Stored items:

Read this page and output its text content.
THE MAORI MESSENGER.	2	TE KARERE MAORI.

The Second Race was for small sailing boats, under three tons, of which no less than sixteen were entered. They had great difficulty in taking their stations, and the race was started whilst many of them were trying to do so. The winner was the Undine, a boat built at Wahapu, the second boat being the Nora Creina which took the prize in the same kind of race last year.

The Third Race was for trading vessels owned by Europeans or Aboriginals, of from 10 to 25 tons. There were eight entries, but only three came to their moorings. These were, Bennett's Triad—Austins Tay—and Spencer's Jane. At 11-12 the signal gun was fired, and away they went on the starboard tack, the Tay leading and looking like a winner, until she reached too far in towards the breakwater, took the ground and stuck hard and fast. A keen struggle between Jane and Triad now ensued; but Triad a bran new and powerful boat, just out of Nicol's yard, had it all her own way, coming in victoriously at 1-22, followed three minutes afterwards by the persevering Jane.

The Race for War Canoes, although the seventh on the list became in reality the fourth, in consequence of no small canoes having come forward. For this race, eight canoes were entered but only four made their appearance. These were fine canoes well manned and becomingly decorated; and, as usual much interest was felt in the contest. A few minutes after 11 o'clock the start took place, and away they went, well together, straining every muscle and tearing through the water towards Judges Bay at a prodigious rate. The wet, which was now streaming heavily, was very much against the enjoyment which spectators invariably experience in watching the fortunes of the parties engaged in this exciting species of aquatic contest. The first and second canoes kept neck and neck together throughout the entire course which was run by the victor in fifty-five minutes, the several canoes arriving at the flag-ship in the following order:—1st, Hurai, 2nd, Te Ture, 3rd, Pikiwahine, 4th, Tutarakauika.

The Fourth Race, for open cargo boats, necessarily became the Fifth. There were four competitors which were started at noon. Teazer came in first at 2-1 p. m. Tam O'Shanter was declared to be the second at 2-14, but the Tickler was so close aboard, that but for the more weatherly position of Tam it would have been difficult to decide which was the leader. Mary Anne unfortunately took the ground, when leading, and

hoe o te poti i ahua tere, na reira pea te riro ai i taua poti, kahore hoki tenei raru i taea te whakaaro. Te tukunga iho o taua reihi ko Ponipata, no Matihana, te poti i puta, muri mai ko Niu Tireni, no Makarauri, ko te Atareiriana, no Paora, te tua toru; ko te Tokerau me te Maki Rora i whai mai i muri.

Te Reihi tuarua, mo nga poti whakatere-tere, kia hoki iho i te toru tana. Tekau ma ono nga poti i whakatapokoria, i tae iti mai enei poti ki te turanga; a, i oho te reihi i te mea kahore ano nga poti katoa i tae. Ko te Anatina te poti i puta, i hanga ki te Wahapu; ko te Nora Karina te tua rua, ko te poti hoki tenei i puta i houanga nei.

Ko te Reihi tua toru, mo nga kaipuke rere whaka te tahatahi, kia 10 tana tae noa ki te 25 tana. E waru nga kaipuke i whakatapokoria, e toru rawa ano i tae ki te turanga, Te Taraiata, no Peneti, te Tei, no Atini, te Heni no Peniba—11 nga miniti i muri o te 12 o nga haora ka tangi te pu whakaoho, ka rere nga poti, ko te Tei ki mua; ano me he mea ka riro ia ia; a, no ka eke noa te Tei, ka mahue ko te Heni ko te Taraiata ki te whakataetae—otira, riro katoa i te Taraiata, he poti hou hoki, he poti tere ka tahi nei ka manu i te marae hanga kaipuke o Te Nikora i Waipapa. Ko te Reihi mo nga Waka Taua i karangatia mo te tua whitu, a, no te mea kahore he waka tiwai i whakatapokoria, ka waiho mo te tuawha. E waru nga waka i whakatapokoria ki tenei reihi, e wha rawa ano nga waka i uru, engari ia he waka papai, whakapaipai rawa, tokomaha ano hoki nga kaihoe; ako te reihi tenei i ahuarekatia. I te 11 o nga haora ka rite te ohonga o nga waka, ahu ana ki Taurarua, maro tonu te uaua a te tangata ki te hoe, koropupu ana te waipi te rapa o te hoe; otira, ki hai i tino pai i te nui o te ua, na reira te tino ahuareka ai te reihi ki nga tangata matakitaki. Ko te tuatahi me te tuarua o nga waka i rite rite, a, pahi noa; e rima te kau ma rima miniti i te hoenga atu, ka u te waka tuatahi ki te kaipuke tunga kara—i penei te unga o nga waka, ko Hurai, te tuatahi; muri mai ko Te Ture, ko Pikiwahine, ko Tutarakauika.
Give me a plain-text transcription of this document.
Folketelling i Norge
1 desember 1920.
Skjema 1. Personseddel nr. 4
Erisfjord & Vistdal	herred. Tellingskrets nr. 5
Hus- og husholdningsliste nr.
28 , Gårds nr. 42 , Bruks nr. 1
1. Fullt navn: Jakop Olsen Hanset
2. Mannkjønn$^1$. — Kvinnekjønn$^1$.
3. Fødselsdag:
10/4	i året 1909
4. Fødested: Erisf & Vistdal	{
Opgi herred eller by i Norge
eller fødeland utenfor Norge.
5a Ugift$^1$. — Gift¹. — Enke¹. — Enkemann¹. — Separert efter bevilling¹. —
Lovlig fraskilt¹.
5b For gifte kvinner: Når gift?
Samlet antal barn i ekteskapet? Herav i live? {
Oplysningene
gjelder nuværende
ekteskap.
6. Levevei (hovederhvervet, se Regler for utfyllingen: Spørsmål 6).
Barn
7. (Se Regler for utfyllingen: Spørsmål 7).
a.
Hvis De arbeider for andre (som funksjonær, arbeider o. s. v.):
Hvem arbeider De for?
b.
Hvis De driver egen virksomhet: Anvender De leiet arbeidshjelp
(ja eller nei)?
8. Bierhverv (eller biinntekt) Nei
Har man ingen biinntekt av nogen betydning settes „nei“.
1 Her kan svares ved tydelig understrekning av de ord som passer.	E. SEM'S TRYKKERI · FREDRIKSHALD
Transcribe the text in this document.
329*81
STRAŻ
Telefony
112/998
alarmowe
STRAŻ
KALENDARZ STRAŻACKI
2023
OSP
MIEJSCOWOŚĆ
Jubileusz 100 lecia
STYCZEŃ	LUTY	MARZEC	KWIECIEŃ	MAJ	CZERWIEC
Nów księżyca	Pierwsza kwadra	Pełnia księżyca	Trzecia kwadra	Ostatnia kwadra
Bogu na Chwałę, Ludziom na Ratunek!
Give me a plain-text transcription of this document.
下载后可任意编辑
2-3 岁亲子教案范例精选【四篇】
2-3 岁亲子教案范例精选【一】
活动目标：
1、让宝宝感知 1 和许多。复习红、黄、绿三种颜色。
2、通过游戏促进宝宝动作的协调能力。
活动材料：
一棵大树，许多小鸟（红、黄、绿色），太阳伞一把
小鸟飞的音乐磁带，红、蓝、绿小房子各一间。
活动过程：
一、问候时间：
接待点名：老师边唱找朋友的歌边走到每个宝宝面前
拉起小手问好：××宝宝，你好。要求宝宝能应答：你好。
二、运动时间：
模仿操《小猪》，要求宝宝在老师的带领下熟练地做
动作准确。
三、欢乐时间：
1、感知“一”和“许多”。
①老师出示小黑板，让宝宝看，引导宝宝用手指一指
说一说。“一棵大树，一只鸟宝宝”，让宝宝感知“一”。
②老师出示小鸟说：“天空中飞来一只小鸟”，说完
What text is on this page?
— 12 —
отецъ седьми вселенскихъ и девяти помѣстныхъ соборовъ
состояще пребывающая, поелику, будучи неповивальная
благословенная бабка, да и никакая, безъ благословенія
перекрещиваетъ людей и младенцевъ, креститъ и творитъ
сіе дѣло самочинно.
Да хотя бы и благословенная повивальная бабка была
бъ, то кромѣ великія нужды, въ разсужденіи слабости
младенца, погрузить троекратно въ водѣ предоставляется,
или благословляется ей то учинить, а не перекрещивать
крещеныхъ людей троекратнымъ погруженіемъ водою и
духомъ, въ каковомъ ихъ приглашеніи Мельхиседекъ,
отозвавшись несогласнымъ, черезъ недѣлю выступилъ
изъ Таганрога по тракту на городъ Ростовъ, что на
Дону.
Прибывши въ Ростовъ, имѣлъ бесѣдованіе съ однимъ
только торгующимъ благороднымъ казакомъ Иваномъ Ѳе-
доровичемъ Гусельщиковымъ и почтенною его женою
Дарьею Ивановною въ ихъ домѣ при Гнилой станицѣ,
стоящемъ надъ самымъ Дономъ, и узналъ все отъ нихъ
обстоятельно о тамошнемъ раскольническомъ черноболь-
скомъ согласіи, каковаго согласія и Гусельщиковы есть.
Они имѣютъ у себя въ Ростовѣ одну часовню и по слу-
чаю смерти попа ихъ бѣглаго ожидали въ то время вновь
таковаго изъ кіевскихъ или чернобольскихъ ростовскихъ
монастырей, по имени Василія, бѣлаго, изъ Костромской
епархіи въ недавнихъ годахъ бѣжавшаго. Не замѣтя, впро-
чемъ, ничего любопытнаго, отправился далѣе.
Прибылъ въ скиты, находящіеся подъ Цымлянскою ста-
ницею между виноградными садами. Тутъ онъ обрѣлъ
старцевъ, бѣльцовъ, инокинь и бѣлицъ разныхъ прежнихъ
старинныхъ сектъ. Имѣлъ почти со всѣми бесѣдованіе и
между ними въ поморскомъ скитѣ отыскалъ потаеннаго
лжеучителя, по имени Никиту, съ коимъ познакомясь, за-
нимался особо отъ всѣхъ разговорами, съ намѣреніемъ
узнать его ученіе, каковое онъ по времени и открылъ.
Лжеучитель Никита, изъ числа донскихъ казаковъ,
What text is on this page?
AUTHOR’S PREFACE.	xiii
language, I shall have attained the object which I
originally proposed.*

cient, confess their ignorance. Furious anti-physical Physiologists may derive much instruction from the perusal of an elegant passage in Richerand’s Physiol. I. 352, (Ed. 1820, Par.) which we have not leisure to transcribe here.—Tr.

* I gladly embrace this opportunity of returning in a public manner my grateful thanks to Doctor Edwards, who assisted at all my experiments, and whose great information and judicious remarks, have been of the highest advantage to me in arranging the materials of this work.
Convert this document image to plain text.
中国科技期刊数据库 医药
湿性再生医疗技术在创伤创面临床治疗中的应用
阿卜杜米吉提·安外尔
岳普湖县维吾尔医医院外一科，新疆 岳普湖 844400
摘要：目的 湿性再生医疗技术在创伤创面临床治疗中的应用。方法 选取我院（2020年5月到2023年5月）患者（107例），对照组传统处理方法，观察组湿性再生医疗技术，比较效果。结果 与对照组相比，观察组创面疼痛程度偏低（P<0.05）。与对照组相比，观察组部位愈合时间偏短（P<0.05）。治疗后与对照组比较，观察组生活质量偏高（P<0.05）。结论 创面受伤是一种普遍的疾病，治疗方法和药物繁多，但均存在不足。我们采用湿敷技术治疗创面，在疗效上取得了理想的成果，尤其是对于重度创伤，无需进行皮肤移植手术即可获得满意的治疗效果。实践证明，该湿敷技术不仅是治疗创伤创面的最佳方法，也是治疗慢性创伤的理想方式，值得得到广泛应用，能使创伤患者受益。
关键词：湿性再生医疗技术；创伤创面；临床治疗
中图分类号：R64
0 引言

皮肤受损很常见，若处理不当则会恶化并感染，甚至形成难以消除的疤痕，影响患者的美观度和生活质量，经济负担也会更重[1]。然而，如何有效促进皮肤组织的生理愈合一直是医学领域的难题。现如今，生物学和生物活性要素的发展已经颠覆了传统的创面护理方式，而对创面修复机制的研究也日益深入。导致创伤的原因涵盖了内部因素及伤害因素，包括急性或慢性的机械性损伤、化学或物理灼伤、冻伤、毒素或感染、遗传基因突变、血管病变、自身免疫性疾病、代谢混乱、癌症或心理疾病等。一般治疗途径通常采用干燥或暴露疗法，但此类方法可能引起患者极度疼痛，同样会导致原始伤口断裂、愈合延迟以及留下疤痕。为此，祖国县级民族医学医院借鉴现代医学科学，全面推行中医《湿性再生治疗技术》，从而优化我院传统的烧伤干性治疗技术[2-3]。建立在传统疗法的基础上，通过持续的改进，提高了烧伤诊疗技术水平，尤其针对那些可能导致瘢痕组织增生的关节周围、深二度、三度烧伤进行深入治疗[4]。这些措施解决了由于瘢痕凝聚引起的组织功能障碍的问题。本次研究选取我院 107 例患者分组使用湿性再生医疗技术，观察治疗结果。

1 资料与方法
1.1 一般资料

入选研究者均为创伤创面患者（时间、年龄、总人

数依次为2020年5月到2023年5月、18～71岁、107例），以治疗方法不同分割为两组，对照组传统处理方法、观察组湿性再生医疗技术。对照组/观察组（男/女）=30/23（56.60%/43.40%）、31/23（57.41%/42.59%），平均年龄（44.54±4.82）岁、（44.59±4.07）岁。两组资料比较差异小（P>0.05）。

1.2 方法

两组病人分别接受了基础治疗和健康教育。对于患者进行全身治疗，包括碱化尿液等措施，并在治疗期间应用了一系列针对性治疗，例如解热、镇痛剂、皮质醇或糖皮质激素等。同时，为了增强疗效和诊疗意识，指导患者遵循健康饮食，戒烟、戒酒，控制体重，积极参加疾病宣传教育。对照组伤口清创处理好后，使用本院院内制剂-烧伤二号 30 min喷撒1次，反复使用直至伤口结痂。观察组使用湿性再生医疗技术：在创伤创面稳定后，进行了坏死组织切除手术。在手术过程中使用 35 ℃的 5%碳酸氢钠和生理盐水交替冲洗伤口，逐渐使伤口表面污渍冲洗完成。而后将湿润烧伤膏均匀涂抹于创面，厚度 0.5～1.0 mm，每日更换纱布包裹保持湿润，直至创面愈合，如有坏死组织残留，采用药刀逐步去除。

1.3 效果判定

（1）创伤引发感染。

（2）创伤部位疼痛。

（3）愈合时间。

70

▶ _Exercise requirements_
Using the records above, gather all lines where the string "Ростовъ" is present.

▶ _Answer to this problem_
изъ Таганрога по тракту на городъ Ростовъ, что на
Прибывши въ Ростовъ, имѣлъ бесѣдованіе съ однимъ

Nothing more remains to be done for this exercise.